[Dataset rows about figures]
## START

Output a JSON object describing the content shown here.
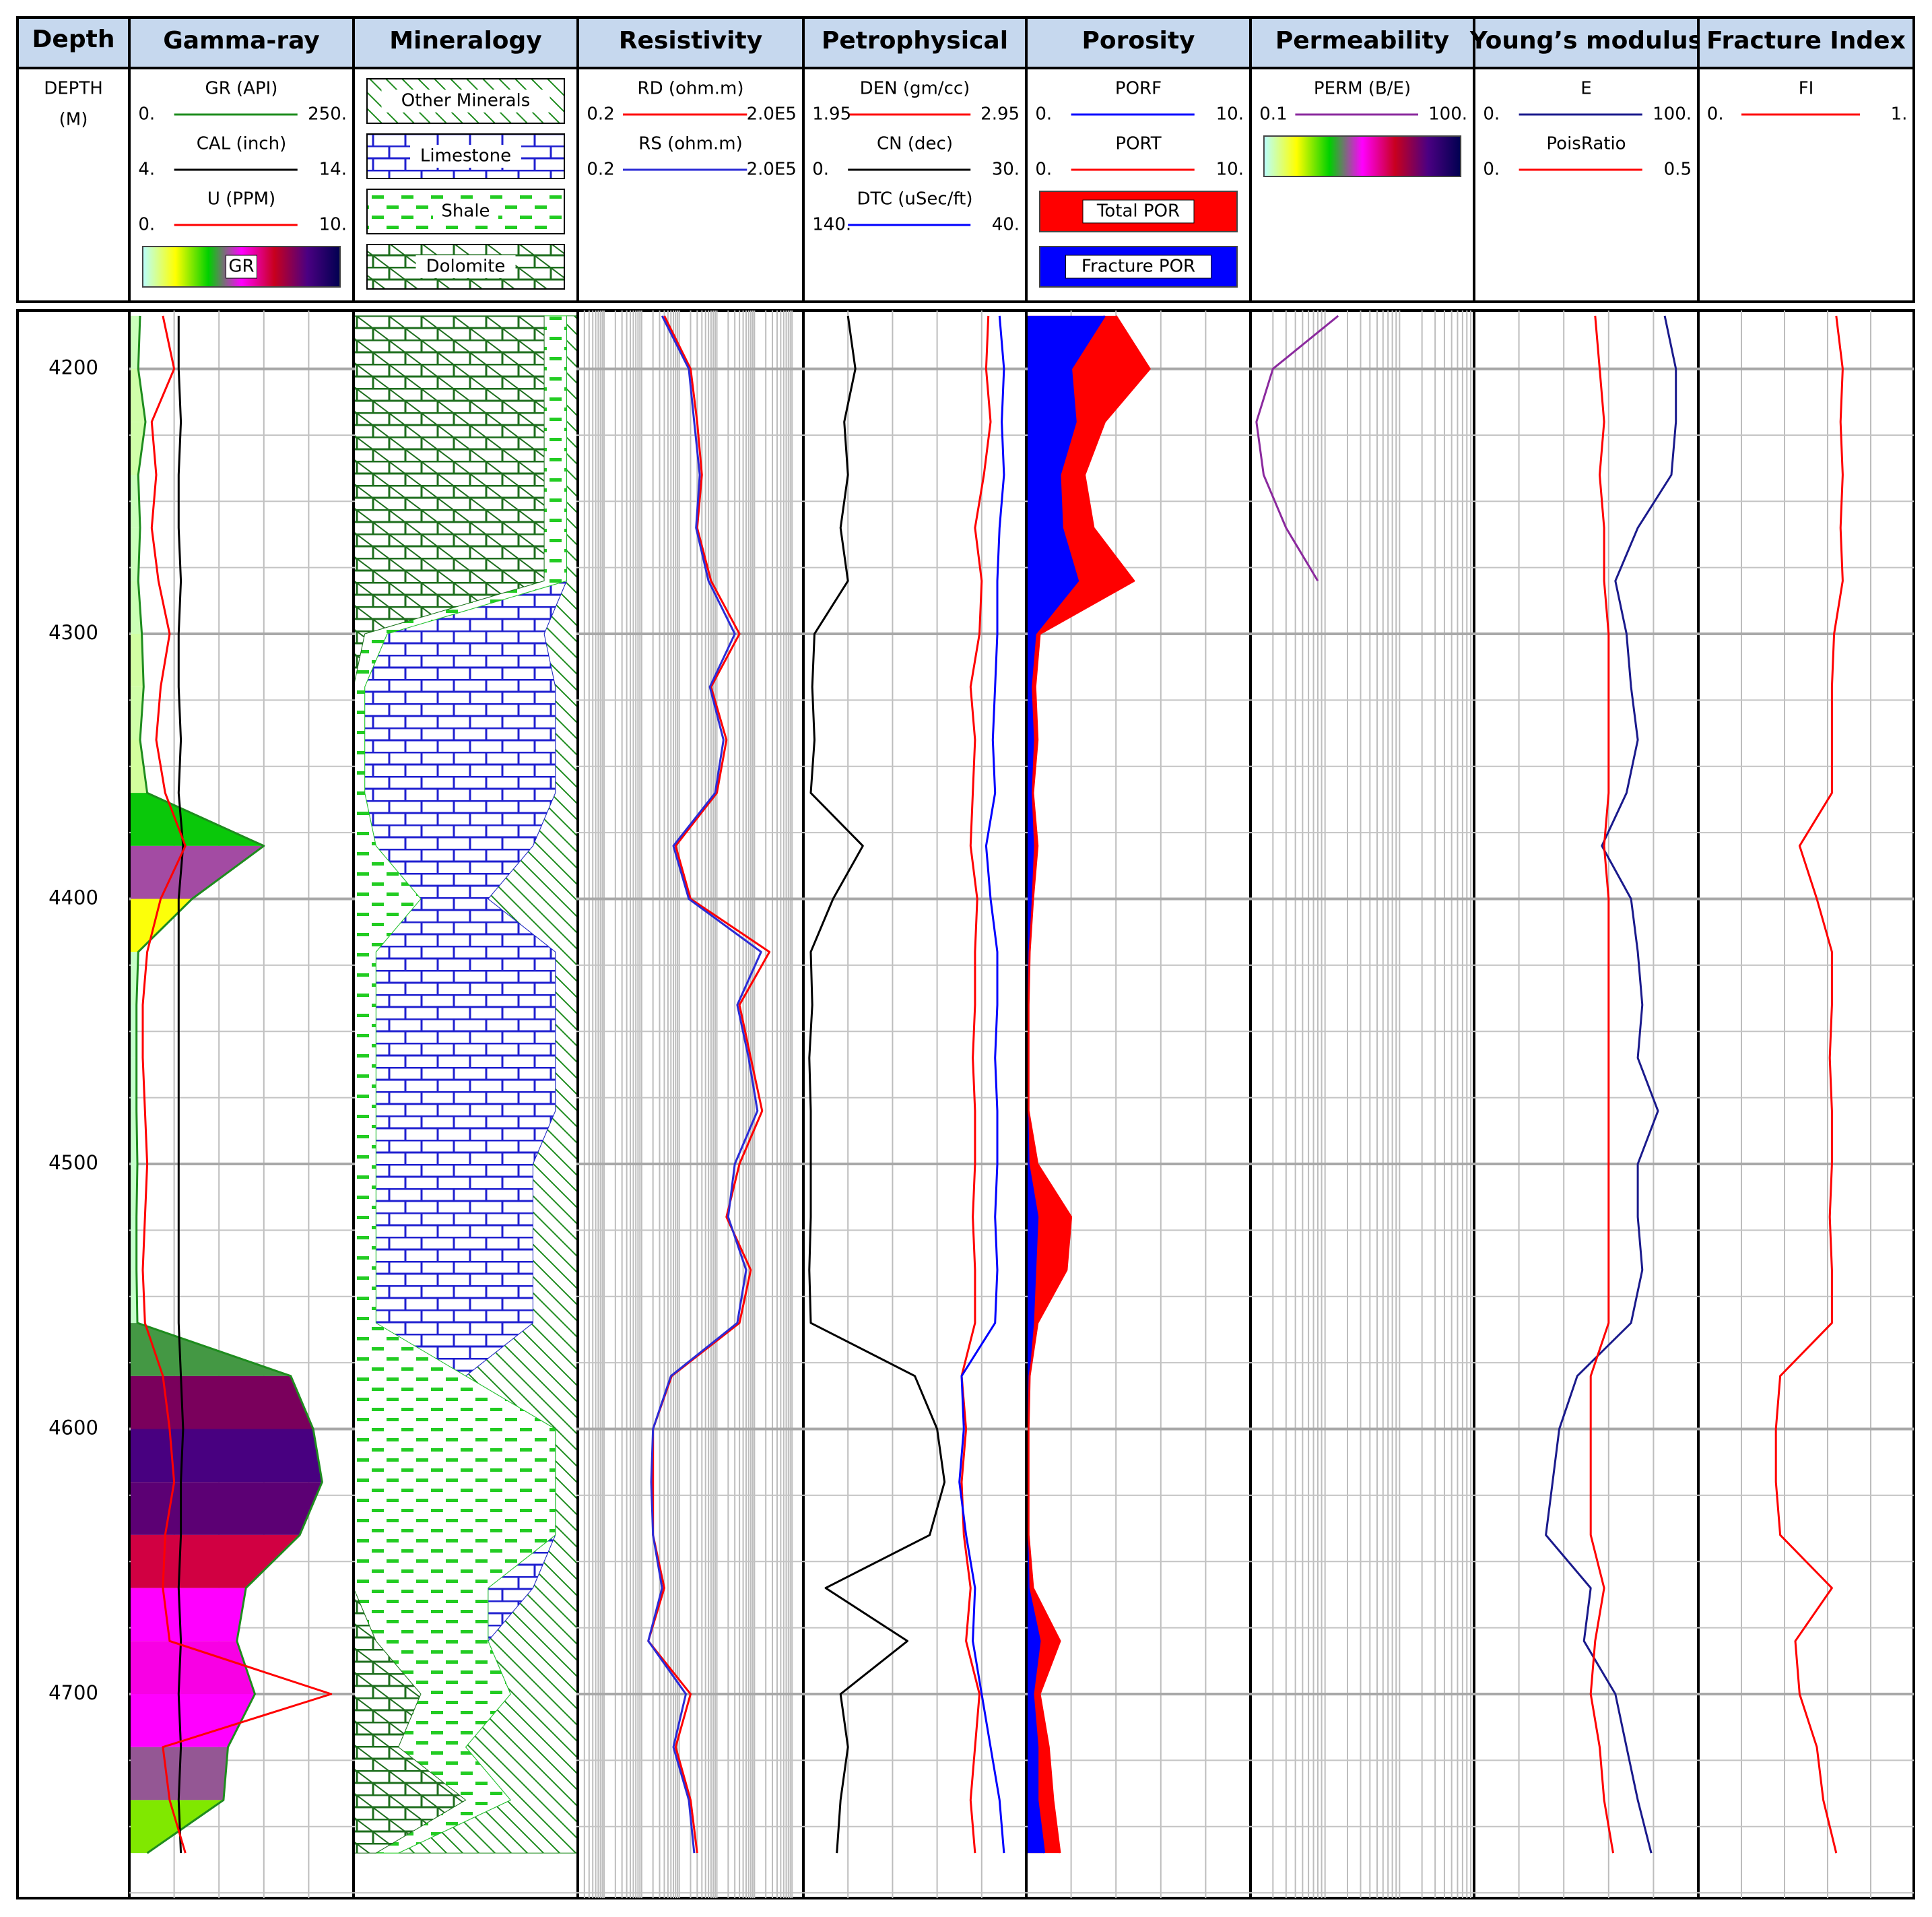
{
  "chart_data": {
    "type": "well-log",
    "depth_track": {
      "title": "Depth",
      "label": "DEPTH",
      "unit": "(M)"
    },
    "ylim": [
      4178,
      4777
    ],
    "yticks": [
      4200,
      4300,
      4400,
      4500,
      4600,
      4700
    ],
    "minor_yticks": [
      4200,
      4225,
      4250,
      4275,
      4300,
      4325,
      4350,
      4375,
      4400,
      4425,
      4450,
      4475,
      4500,
      4525,
      4550,
      4575,
      4600,
      4625,
      4650,
      4675,
      4700,
      4725,
      4750,
      4775
    ],
    "grid": true,
    "x": [
      4180,
      4200,
      4220,
      4240,
      4260,
      4280,
      4300,
      4320,
      4340,
      4360,
      4380,
      4400,
      4420,
      4440,
      4460,
      4480,
      4500,
      4520,
      4540,
      4560,
      4580,
      4600,
      4620,
      4640,
      4660,
      4680,
      4700,
      4720,
      4740,
      4760
    ],
    "tracks": [
      {
        "title": "Gamma-ray",
        "curves": [
          {
            "name": "GR (API)",
            "color": "#1e8c1e",
            "xlim": [
              0,
              250
            ],
            "xticks": [
              {
                "value": 0,
                "label": "0."
              },
              {
                "value": 250,
                "label": "250."
              }
            ],
            "values": [
              12,
              10,
              18,
              10,
              12,
              10,
              14,
              16,
              12,
              20,
              150,
              70,
              10,
              8,
              8,
              8,
              9,
              8,
              8,
              9,
              180,
              205,
              215,
              190,
              130,
              120,
              140,
              110,
              105,
              20
            ]
          },
          {
            "name": "CAL (inch)",
            "color": "#000000",
            "xlim": [
              4,
              14
            ],
            "xticks": [
              {
                "value": 4,
                "label": "4."
              },
              {
                "value": 14,
                "label": "14."
              }
            ],
            "values": [
              6.2,
              6.2,
              6.3,
              6.2,
              6.2,
              6.3,
              6.2,
              6.2,
              6.3,
              6.2,
              6.4,
              6.2,
              6.2,
              6.2,
              6.2,
              6.2,
              6.2,
              6.2,
              6.2,
              6.2,
              6.3,
              6.4,
              6.3,
              6.3,
              6.2,
              6.3,
              6.2,
              6.3,
              6.2,
              6.3
            ]
          },
          {
            "name": "U (PPM)",
            "color": "#ff0000",
            "xlim": [
              0,
              10
            ],
            "xticks": [
              {
                "value": 0,
                "label": "0."
              },
              {
                "value": 10,
                "label": "10."
              }
            ],
            "values": [
              1.5,
              2.0,
              1.0,
              1.2,
              1.0,
              1.3,
              1.8,
              1.4,
              1.2,
              1.6,
              2.5,
              1.4,
              0.8,
              0.6,
              0.6,
              0.7,
              0.8,
              0.7,
              0.6,
              0.7,
              1.5,
              1.8,
              2.0,
              1.6,
              1.5,
              1.8,
              9.0,
              1.5,
              1.8,
              2.5
            ]
          }
        ],
        "fills": [
          {
            "curve": 0,
            "label": "GR",
            "colormap": [
              "#b8ffff",
              "#ffff00",
              "#00d000",
              "#ff00ff",
              "#c8001e",
              "#4b0082",
              "#000050"
            ]
          }
        ]
      },
      {
        "title": "Mineralogy",
        "style": "stacked",
        "xlim": [
          0,
          1
        ],
        "series": [
          {
            "name": "Other Minerals",
            "color": "#1e8c1e",
            "pattern": "hatch",
            "values": [
              0.05,
              0.05,
              0.05,
              0.05,
              0.05,
              0.05,
              0.15,
              0.1,
              0.1,
              0.1,
              0.2,
              0.4,
              0.1,
              0.1,
              0.1,
              0.1,
              0.2,
              0.2,
              0.2,
              0.2,
              0.5,
              0.1,
              0.1,
              0.1,
              0.2,
              0.4,
              0.3,
              0.5,
              0.3,
              0.8
            ]
          },
          {
            "name": "Limestone",
            "color": "#2020d0",
            "pattern": "brick",
            "values": [
              0,
              0,
              0,
              0,
              0,
              0,
              0.7,
              0.85,
              0.85,
              0.85,
              0.7,
              0.3,
              0.8,
              0.8,
              0.8,
              0.8,
              0.7,
              0.7,
              0.7,
              0.7,
              0,
              0,
              0,
              0,
              0.2,
              0,
              0,
              0,
              0,
              0
            ]
          },
          {
            "name": "Shale",
            "color": "#22cc22",
            "pattern": "dash",
            "values": [
              0.1,
              0.1,
              0.1,
              0.1,
              0.1,
              0.1,
              0.1,
              0.05,
              0.05,
              0.05,
              0.1,
              0.3,
              0.1,
              0.1,
              0.1,
              0.1,
              0.1,
              0.1,
              0.1,
              0.1,
              0.5,
              0.9,
              0.9,
              0.9,
              0.6,
              0.5,
              0.4,
              0.3,
              0.2,
              0.1
            ]
          },
          {
            "name": "Dolomite",
            "color": "#1e6e1e",
            "pattern": "brick-hatch",
            "values": [
              0.85,
              0.85,
              0.85,
              0.85,
              0.85,
              0.85,
              0.05,
              0,
              0,
              0,
              0,
              0,
              0,
              0,
              0,
              0,
              0,
              0,
              0,
              0,
              0,
              0,
              0,
              0,
              0,
              0.1,
              0.3,
              0.2,
              0.5,
              0.1
            ]
          }
        ]
      },
      {
        "title": "Resistivity",
        "curves": [
          {
            "name": "RD (ohm.m)",
            "color": "#ff0000",
            "log": true,
            "xlim": [
              0.2,
              200000
            ],
            "xticks": [
              0.2,
              {
                "value": 200000,
                "label": "2.0E5"
              }
            ],
            "values": [
              40,
              200,
              300,
              400,
              300,
              700,
              4000,
              700,
              1800,
              1000,
              80,
              200,
              25000,
              4000,
              8000,
              16000,
              4000,
              1800,
              8000,
              4000,
              63,
              20,
              20,
              20,
              40,
              15,
              200,
              80,
              200,
              300
            ]
          },
          {
            "name": "RS (ohm.m)",
            "color": "#2b2bd6",
            "log": true,
            "xlim": [
              0.2,
              200000
            ],
            "xticks": [
              0.2,
              {
                "value": 200000,
                "label": "2.0E5"
              }
            ],
            "values": [
              35,
              180,
              250,
              350,
              280,
              600,
              3000,
              650,
              1500,
              900,
              70,
              180,
              15000,
              3500,
              7000,
              12000,
              3000,
              2000,
              6000,
              3500,
              60,
              20,
              18,
              20,
              35,
              15,
              150,
              70,
              180,
              250
            ]
          }
        ]
      },
      {
        "title": "Petrophysical",
        "curves": [
          {
            "name": "DEN (gm/cc)",
            "color": "#ff0000",
            "xlim": [
              1.95,
              2.95
            ],
            "xticks": [
              1.95,
              2.95
            ],
            "values": [
              2.78,
              2.77,
              2.79,
              2.76,
              2.72,
              2.75,
              2.74,
              2.7,
              2.72,
              2.71,
              2.7,
              2.73,
              2.72,
              2.72,
              2.71,
              2.72,
              2.72,
              2.71,
              2.72,
              2.72,
              2.66,
              2.68,
              2.66,
              2.67,
              2.7,
              2.68,
              2.74,
              2.72,
              2.7,
              2.72
            ]
          },
          {
            "name": "CN (dec)",
            "color": "#000000",
            "xlim": [
              0,
              30
            ],
            "xticks": [
              {
                "value": 0,
                "label": "0."
              },
              {
                "value": 30,
                "label": "30."
              }
            ],
            "values": [
              6,
              7,
              5.5,
              6,
              5,
              6,
              1.5,
              1.2,
              1.5,
              1,
              8,
              4,
              1,
              1.2,
              0.8,
              1,
              1,
              1,
              0.8,
              1,
              15,
              18,
              19,
              17,
              3,
              14,
              5,
              6,
              5,
              4.5
            ]
          },
          {
            "name": "DTC (uSec/ft)",
            "color": "#0000ff",
            "xlim": [
              140,
              40
            ],
            "xticks": [
              {
                "value": 140,
                "label": "140."
              },
              {
                "value": 40,
                "label": "40."
              }
            ],
            "values": [
              52,
              50,
              51,
              50,
              52,
              53,
              53,
              54,
              55,
              54,
              58,
              56,
              53,
              53,
              54,
              53,
              53,
              54,
              53,
              54,
              69,
              68,
              70,
              67,
              63,
              64,
              60,
              56,
              52,
              50
            ]
          }
        ]
      },
      {
        "title": "Porosity",
        "curves": [
          {
            "name": "PORF",
            "color": "#0000ff",
            "xlim": [
              0,
              10
            ],
            "xticks": [
              {
                "value": 0,
                "label": "0."
              },
              {
                "value": 10,
                "label": "10."
              }
            ],
            "values": [
              3.5,
              2,
              2.2,
              1.5,
              1.6,
              2.3,
              0.4,
              0.2,
              0.3,
              0.2,
              0.3,
              0.2,
              0.1,
              0.05,
              0.05,
              0.05,
              0.1,
              0.5,
              0.4,
              0.3,
              0.1,
              0.05,
              0.05,
              0.05,
              0.1,
              0.6,
              0.3,
              0.5,
              0.5,
              0.8
            ]
          },
          {
            "name": "PORT",
            "color": "#ff0000",
            "xlim": [
              0,
              10
            ],
            "xticks": [
              {
                "value": 0,
                "label": "0."
              },
              {
                "value": 10,
                "label": "10."
              }
            ],
            "values": [
              4,
              5.5,
              3.5,
              2.6,
              3,
              4.8,
              0.6,
              0.4,
              0.5,
              0.3,
              0.5,
              0.3,
              0.15,
              0.1,
              0.1,
              0.1,
              0.5,
              2,
              1.8,
              0.5,
              0.15,
              0.1,
              0.1,
              0.1,
              0.3,
              1.5,
              0.6,
              1,
              1.2,
              1.5
            ]
          }
        ],
        "fills": [
          {
            "curve": 1,
            "label": "Total POR",
            "color": "#ff0000"
          },
          {
            "curve": 0,
            "label": "Fracture POR",
            "color": "#0000ff"
          }
        ]
      },
      {
        "title": "Permeability",
        "curves": [
          {
            "name": "PERM (B/E)",
            "color": "#8b2a9e",
            "log": true,
            "xlim": [
              0.1,
              100
            ],
            "xticks": [
              0.1,
              {
                "value": 100,
                "label": "100."
              }
            ],
            "values": [
              1.5,
              0.2,
              0.12,
              0.15,
              0.3,
              0.8,
              null,
              null,
              null,
              null,
              null,
              null,
              null,
              null,
              null,
              null,
              null,
              null,
              null,
              null,
              null,
              null,
              null,
              null,
              null,
              null,
              null,
              null,
              null,
              null
            ]
          }
        ],
        "fills": [
          {
            "colormap": [
              "#b8ffff",
              "#ffff00",
              "#00d000",
              "#ff00ff",
              "#c8001e",
              "#4b0082",
              "#000050"
            ]
          }
        ]
      },
      {
        "title": "Young’s modulus",
        "curves": [
          {
            "name": "E",
            "color": "#1a1a8c",
            "xlim": [
              0,
              100
            ],
            "xticks": [
              {
                "value": 0,
                "label": "0."
              },
              {
                "value": 100,
                "label": "100."
              }
            ],
            "values": [
              85,
              90,
              90,
              88,
              73,
              63,
              68,
              70,
              73,
              68,
              57,
              70,
              73,
              75,
              73,
              82,
              73,
              73,
              75,
              70,
              46,
              38,
              35,
              32,
              52,
              49,
              63,
              68,
              73,
              79
            ]
          },
          {
            "name": "PoisRatio",
            "color": "#ff0000",
            "xlim": [
              0,
              0.5
            ],
            "xticks": [
              {
                "value": 0,
                "label": "0."
              },
              0.5
            ],
            "values": [
              0.27,
              0.28,
              0.29,
              0.28,
              0.29,
              0.29,
              0.3,
              0.3,
              0.3,
              0.3,
              0.29,
              0.3,
              0.3,
              0.3,
              0.3,
              0.3,
              0.3,
              0.3,
              0.3,
              0.3,
              0.26,
              0.26,
              0.26,
              0.26,
              0.29,
              0.27,
              0.26,
              0.28,
              0.29,
              0.31
            ]
          }
        ]
      },
      {
        "title": "Fracture Index",
        "curves": [
          {
            "name": "FI",
            "color": "#ff0000",
            "xlim": [
              0,
              1
            ],
            "xticks": [
              {
                "value": 0,
                "label": "0."
              },
              {
                "value": 1,
                "label": "1."
              }
            ],
            "values": [
              0.64,
              0.67,
              0.66,
              0.67,
              0.66,
              0.67,
              0.63,
              0.62,
              0.62,
              0.62,
              0.47,
              0.55,
              0.62,
              0.62,
              0.61,
              0.62,
              0.62,
              0.61,
              0.62,
              0.62,
              0.38,
              0.36,
              0.36,
              0.38,
              0.62,
              0.45,
              0.47,
              0.55,
              0.58,
              0.64
            ]
          }
        ]
      }
    ]
  }
}
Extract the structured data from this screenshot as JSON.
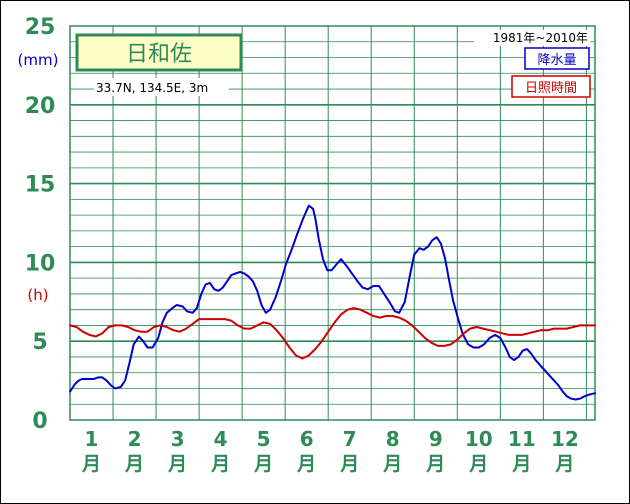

## END

▶ TASK GOAL:
Gather each line holding the string "title".

▶ FINISHED ANSWER:
      "title": "Depth",
        "title": "Gamma-ray",
        "title": "Mineralogy",
        "title": "Resistivity",
        "title": "Petrophysical",
        "title": "Porosity",
        "title": "Permeability",
        "title": "Young’s modulus",
        "title": "Fracture Index",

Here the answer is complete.